What needs to be done> Read the listing and extract each line that includes the word "Date".

Records from a collection of figures
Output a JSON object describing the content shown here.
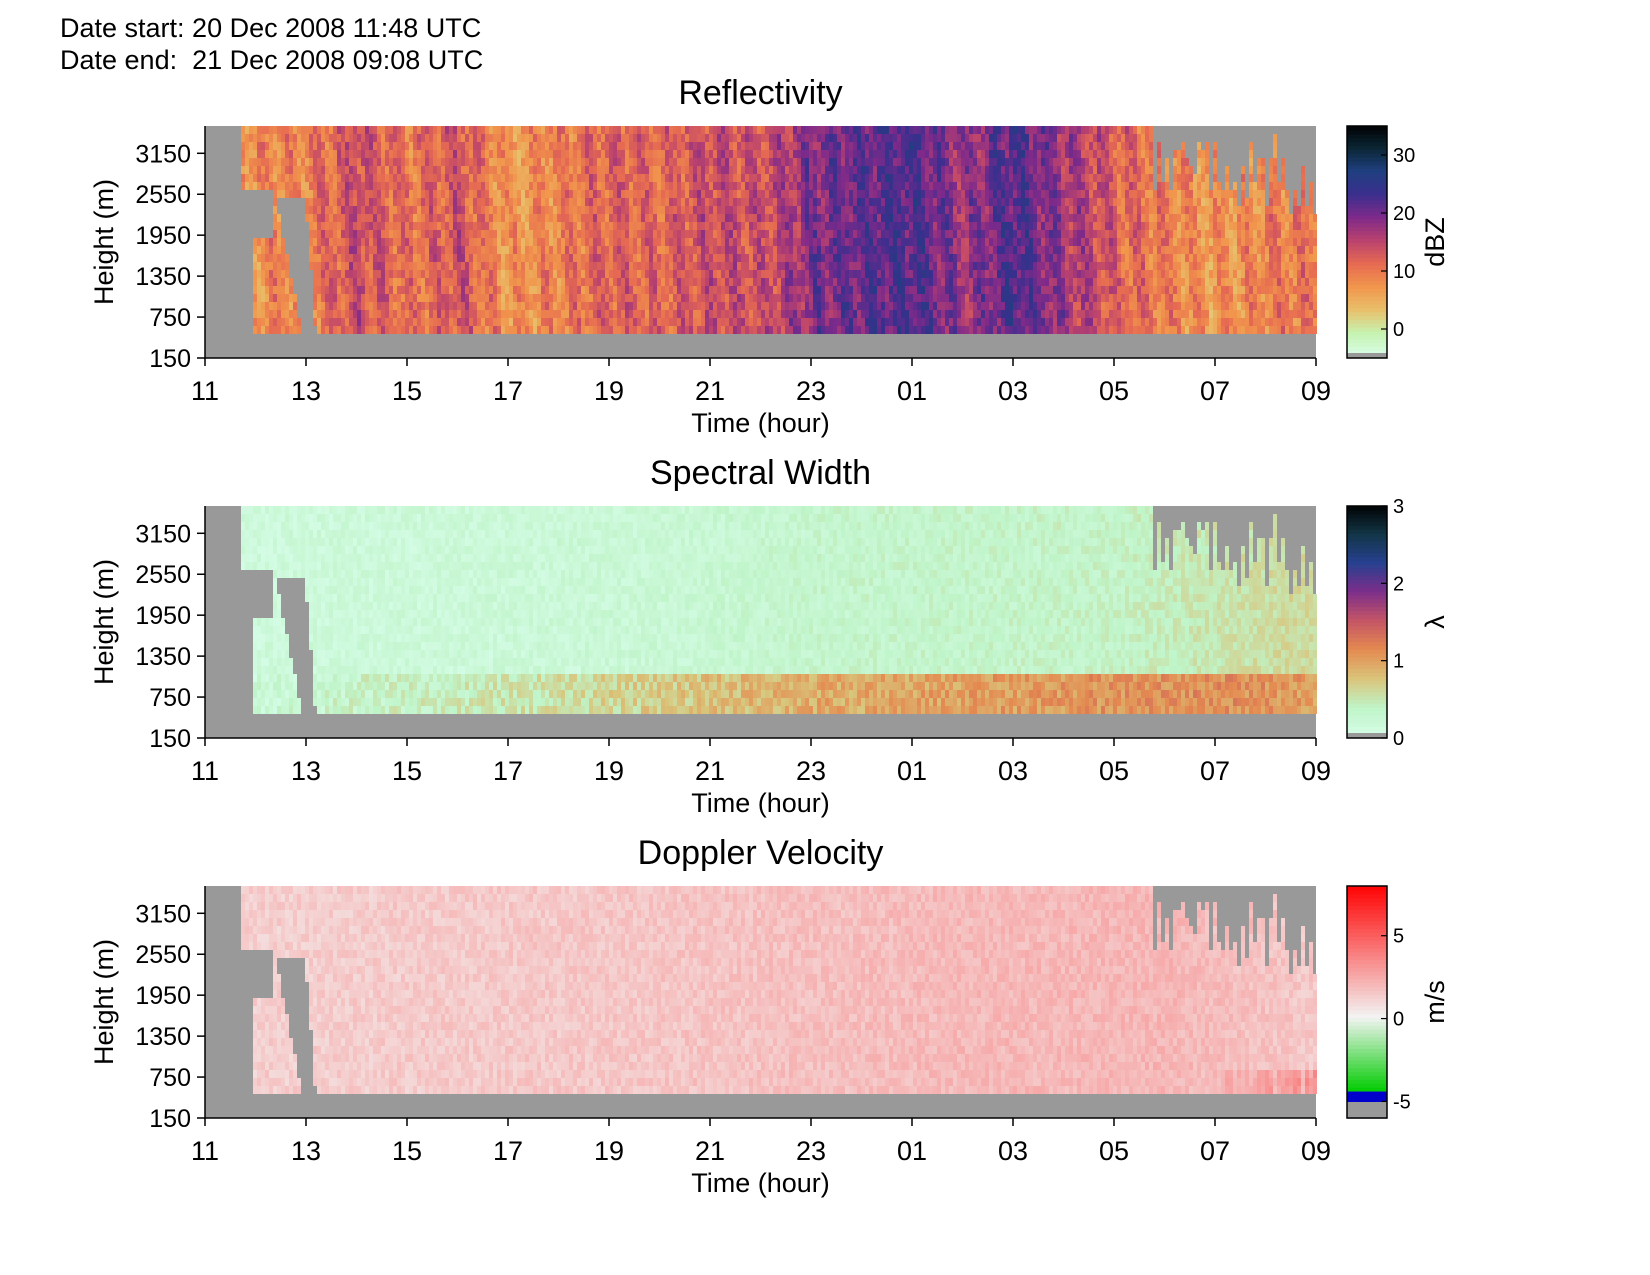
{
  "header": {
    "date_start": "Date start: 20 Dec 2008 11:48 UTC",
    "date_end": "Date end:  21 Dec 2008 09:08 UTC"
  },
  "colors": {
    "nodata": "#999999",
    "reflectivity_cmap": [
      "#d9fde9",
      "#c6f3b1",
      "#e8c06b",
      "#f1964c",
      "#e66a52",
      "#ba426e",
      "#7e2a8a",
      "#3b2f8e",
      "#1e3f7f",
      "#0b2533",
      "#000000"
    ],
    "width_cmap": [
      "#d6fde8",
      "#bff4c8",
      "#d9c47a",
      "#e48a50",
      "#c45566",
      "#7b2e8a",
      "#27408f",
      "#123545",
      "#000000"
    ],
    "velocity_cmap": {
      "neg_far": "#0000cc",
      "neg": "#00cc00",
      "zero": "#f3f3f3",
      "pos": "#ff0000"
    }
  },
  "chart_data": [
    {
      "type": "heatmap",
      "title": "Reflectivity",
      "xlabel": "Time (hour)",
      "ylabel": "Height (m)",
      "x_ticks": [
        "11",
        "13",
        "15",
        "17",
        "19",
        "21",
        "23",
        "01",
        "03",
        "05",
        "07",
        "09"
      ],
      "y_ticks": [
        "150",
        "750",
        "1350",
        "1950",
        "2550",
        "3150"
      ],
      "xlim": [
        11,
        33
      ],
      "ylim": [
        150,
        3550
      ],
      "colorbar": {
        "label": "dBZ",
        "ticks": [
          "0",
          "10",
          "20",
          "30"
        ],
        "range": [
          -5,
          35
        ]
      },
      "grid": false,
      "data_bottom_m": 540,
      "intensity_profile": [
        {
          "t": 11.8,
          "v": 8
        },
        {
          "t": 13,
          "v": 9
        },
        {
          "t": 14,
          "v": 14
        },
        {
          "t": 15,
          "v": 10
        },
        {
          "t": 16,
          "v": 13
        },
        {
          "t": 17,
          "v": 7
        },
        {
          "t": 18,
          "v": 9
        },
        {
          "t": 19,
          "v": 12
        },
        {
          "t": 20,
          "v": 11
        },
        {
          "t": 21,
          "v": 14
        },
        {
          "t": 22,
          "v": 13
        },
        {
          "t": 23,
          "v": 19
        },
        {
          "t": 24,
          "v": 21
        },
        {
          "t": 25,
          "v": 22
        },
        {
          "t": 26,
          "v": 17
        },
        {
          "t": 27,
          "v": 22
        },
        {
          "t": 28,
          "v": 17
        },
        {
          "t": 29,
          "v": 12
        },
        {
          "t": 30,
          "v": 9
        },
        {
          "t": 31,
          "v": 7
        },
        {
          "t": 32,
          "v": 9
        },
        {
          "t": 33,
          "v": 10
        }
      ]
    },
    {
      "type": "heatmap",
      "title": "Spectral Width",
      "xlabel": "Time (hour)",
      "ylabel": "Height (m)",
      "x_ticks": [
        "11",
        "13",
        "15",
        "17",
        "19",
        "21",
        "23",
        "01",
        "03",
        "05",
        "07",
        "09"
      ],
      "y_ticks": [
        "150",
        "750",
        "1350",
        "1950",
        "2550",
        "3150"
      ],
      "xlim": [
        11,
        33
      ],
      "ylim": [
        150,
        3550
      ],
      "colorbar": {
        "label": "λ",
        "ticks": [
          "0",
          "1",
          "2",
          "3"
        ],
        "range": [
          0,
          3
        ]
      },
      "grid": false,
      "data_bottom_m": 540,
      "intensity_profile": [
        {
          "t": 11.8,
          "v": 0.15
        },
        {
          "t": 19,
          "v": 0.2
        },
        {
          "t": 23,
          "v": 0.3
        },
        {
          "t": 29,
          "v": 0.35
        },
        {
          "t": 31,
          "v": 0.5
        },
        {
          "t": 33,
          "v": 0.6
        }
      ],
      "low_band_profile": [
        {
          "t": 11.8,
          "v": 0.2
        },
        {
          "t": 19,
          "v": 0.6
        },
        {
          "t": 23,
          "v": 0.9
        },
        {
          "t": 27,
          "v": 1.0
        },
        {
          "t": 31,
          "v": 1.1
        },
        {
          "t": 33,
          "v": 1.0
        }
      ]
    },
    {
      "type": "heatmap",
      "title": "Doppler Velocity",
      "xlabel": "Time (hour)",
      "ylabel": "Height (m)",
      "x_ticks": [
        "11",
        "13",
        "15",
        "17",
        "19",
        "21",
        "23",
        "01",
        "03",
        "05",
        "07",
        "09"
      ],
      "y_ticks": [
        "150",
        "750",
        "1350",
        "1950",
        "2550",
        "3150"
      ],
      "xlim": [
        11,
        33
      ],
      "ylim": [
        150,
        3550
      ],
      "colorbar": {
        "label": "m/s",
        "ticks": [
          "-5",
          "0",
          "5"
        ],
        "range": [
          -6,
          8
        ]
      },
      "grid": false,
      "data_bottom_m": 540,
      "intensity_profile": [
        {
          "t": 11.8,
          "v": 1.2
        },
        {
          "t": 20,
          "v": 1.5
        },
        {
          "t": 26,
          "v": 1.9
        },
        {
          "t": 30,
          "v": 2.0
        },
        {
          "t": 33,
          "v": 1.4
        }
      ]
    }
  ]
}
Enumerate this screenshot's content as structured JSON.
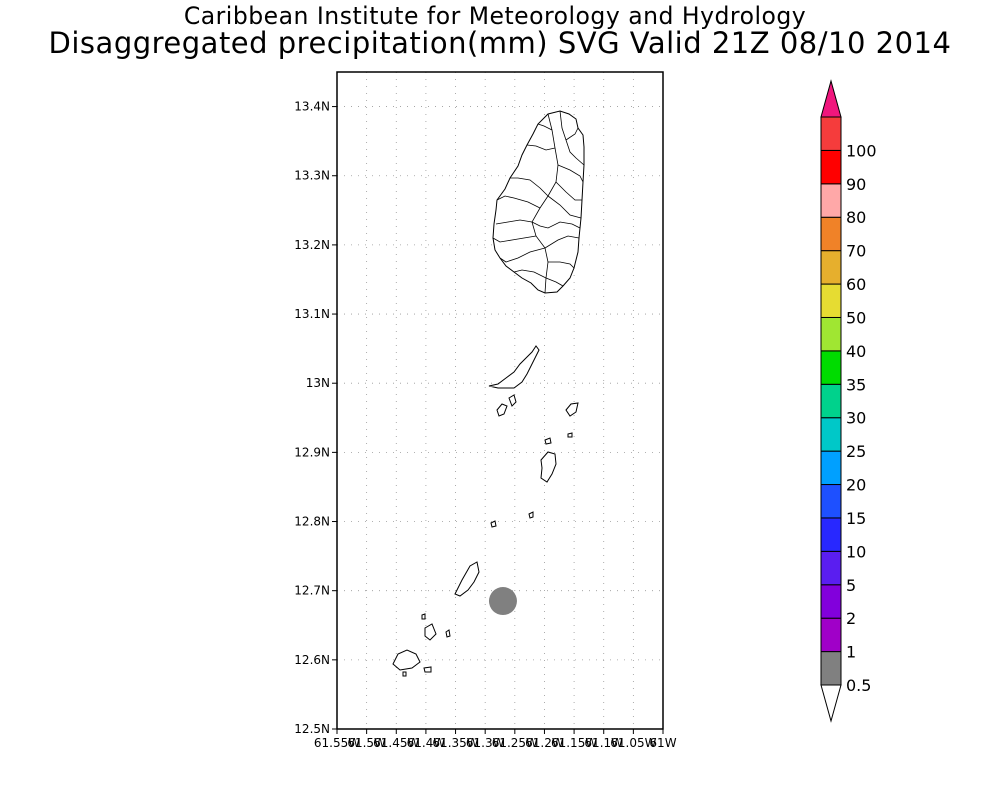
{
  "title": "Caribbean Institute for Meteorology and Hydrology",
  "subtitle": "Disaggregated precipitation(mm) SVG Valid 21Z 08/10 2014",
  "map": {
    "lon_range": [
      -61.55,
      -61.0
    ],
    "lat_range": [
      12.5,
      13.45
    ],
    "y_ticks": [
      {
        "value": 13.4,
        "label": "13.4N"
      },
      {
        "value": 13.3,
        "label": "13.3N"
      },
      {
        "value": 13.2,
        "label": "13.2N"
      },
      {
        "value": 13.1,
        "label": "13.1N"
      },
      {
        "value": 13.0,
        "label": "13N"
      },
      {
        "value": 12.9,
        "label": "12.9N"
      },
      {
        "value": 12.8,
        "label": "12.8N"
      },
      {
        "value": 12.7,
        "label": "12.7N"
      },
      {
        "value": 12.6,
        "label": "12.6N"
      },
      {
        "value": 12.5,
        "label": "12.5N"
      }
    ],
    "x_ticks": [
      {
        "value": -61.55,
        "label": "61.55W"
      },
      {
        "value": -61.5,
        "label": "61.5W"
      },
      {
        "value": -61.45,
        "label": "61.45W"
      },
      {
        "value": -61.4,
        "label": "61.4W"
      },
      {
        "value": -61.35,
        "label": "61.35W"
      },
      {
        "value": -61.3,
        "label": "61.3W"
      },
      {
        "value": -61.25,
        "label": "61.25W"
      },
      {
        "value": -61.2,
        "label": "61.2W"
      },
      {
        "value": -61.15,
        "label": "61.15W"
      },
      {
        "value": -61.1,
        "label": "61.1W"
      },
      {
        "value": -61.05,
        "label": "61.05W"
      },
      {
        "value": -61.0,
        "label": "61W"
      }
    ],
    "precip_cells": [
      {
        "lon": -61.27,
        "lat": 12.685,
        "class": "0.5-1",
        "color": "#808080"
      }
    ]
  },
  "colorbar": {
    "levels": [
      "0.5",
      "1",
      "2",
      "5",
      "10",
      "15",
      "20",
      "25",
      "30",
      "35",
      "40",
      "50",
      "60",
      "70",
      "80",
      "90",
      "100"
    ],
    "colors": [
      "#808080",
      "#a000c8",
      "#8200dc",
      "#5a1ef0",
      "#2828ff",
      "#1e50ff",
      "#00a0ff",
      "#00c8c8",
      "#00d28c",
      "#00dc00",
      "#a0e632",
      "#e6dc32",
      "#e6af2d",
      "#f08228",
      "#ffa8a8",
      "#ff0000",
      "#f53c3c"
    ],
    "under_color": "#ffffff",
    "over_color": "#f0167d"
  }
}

Result of this task>
    "date_start": "Date start: 20 Dec 2008 11:48 UTC",
    "date_end": "Date end:  21 Dec 2008 09:08 UTC"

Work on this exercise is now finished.